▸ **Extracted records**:
============================================================

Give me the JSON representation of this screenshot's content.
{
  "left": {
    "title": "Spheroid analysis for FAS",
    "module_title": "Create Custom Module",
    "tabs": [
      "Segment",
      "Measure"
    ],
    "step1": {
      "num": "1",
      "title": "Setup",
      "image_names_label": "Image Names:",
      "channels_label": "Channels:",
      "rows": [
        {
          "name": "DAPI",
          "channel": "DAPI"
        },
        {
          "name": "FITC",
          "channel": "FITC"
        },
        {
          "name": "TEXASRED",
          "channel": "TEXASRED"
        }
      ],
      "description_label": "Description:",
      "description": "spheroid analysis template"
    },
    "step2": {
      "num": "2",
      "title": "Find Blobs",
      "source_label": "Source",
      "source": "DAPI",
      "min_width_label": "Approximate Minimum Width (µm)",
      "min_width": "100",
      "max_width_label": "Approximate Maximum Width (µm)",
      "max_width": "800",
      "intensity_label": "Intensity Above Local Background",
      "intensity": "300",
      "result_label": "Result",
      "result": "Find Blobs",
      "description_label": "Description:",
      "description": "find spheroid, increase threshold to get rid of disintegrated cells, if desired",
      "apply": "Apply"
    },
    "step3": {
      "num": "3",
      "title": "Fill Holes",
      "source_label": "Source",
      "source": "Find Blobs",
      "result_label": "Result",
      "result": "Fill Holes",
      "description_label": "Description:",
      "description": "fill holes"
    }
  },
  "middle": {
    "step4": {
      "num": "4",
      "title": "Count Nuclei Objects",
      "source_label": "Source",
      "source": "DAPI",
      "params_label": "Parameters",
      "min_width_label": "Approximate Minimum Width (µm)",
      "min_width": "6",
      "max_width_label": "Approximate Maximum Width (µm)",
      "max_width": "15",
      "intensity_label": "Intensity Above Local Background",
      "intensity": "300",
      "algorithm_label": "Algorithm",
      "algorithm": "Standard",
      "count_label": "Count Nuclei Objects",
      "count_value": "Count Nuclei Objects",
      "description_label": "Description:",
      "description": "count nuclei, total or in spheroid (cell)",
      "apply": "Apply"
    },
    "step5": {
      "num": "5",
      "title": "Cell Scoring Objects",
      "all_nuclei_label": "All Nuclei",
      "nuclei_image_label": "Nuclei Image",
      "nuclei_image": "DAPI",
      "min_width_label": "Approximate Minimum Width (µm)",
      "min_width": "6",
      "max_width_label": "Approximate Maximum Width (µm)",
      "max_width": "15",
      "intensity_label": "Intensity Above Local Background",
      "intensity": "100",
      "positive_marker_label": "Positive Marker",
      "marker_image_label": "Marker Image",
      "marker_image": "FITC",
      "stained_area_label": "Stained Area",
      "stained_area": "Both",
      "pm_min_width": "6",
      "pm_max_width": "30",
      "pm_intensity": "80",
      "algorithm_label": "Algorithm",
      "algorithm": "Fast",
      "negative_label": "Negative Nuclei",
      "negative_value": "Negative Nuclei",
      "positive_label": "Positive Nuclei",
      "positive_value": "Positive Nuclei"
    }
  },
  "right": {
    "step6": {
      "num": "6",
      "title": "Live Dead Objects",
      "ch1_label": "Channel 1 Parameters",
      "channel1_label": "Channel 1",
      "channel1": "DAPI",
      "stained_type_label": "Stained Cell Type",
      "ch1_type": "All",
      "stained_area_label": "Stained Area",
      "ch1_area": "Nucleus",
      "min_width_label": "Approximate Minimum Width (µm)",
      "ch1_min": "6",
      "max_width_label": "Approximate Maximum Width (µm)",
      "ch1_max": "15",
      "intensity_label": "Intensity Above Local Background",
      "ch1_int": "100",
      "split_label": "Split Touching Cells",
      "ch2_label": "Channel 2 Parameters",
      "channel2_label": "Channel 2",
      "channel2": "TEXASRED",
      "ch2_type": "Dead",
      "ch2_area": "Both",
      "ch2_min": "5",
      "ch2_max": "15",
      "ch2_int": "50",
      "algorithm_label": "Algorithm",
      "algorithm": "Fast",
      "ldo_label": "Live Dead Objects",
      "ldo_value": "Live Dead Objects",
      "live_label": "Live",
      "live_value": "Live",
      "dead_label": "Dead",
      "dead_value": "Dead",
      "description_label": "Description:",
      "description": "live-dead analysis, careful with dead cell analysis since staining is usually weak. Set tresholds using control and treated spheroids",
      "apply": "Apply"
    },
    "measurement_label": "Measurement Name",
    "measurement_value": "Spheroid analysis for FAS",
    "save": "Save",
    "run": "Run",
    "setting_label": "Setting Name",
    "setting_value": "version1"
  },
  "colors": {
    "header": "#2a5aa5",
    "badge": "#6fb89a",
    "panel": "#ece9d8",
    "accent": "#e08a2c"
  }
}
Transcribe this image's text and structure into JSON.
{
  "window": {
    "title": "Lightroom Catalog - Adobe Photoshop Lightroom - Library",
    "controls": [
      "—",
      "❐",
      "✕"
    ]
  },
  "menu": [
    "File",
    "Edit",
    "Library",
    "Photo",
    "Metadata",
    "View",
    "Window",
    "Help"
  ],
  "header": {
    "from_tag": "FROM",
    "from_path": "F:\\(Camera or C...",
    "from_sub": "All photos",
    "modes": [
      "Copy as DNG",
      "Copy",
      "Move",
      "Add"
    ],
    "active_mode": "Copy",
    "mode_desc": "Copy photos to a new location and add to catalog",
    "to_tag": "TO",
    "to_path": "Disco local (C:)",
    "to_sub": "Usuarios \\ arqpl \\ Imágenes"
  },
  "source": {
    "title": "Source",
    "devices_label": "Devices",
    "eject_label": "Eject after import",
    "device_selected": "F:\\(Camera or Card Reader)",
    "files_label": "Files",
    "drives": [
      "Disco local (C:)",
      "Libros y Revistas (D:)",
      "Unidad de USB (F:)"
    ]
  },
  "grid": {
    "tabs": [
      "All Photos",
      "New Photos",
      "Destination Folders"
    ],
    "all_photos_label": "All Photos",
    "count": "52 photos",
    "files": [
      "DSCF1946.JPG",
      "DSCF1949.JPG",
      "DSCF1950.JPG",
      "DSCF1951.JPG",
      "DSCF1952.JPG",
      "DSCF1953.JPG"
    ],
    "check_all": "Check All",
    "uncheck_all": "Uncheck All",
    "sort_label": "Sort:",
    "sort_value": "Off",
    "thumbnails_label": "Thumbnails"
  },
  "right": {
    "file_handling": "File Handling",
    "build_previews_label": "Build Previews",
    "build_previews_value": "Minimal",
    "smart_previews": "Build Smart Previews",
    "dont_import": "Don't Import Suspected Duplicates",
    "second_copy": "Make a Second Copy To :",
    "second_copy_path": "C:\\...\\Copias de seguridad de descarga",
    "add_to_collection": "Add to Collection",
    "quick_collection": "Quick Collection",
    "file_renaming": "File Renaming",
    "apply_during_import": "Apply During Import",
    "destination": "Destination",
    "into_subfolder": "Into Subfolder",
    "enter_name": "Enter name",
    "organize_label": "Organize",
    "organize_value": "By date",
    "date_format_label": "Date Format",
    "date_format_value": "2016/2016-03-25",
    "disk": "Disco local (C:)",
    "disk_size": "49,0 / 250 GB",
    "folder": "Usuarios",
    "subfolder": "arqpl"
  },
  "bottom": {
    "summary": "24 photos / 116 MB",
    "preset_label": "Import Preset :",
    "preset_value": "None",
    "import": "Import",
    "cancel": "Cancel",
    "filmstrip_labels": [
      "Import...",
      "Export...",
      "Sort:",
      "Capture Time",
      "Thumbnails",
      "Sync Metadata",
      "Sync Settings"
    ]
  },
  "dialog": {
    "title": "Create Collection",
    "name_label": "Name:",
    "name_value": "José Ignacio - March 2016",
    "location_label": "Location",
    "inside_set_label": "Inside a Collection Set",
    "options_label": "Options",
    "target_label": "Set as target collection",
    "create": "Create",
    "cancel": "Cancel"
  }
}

============================================================

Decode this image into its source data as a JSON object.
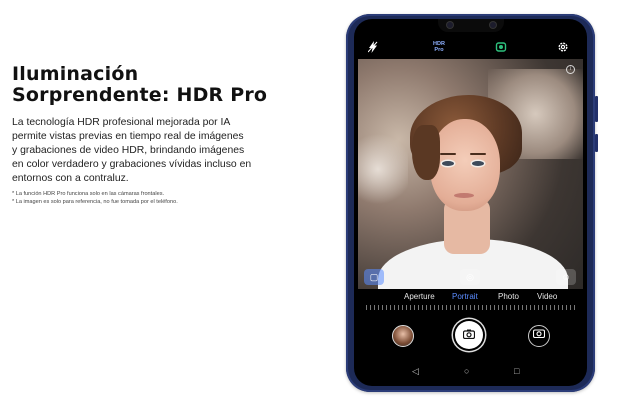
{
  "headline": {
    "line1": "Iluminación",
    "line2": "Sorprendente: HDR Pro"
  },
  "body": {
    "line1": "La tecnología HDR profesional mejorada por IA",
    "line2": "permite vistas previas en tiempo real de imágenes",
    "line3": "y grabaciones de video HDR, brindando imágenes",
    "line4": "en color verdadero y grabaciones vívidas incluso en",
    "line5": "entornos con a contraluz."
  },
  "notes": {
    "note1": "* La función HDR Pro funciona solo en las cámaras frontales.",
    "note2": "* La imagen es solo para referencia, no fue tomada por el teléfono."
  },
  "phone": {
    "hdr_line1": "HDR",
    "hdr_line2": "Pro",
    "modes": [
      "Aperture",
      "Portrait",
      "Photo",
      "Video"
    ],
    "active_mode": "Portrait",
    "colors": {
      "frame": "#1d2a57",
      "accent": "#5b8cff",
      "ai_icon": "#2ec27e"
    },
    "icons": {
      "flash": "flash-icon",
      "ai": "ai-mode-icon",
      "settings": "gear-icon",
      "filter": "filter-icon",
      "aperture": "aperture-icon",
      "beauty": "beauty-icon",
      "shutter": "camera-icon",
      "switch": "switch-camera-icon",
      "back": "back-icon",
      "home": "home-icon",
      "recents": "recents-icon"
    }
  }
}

============================================================

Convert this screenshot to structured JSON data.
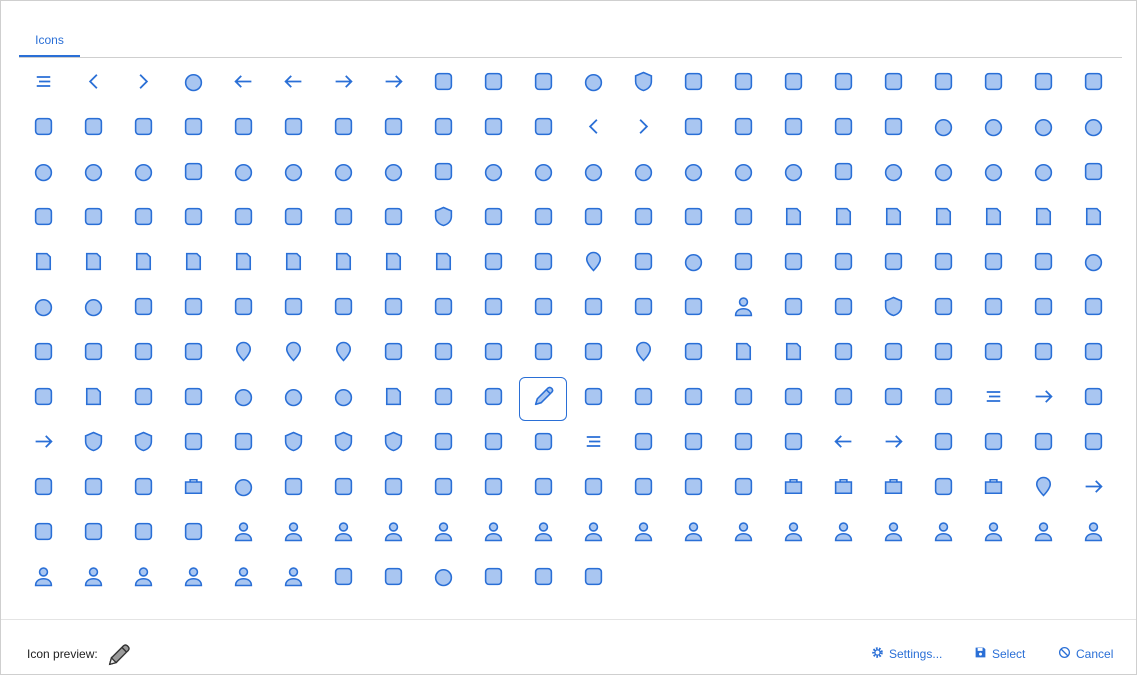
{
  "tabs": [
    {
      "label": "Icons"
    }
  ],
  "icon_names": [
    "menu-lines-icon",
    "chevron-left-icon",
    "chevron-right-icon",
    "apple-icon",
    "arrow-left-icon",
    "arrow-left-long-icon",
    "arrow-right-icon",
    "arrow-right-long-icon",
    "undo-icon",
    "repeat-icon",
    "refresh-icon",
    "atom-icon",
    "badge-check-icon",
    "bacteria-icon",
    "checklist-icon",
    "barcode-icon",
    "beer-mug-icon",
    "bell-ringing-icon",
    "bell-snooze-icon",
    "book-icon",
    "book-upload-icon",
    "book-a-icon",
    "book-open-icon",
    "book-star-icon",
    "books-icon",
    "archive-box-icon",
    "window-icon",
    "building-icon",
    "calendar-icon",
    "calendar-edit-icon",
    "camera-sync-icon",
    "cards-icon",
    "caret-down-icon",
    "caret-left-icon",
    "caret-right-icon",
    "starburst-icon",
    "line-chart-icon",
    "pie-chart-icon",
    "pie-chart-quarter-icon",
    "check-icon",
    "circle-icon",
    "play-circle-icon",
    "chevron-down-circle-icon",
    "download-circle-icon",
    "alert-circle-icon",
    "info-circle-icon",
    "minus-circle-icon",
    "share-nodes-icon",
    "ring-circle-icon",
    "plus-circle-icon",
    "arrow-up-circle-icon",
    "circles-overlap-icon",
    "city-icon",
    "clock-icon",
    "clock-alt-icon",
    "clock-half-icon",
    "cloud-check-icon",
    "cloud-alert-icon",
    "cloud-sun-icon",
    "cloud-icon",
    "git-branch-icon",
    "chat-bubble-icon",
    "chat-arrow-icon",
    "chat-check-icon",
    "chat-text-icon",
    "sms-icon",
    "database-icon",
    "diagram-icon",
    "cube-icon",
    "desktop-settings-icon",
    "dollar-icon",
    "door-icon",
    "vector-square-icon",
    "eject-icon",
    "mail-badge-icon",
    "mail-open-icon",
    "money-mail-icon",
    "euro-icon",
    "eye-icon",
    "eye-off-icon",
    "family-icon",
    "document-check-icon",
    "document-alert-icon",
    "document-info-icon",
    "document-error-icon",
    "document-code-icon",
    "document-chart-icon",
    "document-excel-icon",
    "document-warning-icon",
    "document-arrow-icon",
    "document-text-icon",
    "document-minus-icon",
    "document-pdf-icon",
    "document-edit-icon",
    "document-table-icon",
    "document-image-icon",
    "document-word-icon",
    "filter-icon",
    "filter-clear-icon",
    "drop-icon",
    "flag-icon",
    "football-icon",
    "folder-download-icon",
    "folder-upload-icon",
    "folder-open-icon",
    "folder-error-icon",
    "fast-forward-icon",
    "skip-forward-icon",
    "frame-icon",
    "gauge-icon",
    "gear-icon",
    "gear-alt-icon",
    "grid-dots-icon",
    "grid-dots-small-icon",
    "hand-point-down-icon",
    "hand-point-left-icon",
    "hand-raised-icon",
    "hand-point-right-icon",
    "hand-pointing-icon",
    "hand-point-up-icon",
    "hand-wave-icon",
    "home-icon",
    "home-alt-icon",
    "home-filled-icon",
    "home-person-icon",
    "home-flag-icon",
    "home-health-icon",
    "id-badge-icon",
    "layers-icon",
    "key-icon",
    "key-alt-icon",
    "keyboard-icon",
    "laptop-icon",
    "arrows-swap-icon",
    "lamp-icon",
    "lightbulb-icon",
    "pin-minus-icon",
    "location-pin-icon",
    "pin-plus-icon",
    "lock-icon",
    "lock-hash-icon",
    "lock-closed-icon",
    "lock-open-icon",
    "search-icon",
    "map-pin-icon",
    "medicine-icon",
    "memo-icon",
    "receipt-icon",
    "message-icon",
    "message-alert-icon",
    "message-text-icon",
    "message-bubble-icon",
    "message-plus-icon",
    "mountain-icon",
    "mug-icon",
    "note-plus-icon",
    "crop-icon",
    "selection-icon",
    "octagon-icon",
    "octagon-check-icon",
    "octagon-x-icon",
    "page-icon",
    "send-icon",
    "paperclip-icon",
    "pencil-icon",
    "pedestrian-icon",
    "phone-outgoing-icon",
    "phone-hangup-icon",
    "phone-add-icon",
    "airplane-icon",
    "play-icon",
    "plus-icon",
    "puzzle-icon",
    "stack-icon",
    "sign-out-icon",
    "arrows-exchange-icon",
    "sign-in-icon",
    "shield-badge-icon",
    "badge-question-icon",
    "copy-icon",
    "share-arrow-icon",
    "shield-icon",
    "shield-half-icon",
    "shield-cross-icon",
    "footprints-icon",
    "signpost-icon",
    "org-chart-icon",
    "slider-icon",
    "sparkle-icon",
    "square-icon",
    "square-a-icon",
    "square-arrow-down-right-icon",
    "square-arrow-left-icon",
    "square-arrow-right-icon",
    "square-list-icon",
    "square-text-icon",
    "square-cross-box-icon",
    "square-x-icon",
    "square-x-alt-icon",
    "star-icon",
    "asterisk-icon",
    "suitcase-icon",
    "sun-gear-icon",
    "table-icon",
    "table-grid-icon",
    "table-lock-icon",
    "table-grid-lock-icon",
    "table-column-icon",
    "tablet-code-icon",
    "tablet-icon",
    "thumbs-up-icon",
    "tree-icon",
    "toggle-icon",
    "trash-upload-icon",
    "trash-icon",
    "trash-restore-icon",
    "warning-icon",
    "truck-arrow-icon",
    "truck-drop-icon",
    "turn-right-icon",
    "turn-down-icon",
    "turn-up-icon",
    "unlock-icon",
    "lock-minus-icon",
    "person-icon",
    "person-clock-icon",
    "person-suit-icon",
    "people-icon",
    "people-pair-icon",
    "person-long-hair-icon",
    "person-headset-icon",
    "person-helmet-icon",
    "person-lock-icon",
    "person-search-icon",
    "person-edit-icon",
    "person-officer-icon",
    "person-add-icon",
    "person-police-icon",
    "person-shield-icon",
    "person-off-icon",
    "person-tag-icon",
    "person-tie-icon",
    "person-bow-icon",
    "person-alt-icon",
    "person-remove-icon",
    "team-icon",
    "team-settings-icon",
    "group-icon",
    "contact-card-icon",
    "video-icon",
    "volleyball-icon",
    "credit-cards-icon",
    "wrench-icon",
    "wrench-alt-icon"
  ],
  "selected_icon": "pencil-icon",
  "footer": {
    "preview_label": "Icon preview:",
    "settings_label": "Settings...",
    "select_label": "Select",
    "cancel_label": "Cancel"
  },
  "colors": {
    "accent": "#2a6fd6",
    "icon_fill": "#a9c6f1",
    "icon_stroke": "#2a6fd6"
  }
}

============================================================

▸ **Assigned task**:
All lines with the word "Usuarios" are needed; pull them from the entries and copy each.

▸ **Your response**:
    "to_sub": "Usuarios \\ arqpl \\ Imágenes"
    "folder": "Usuarios",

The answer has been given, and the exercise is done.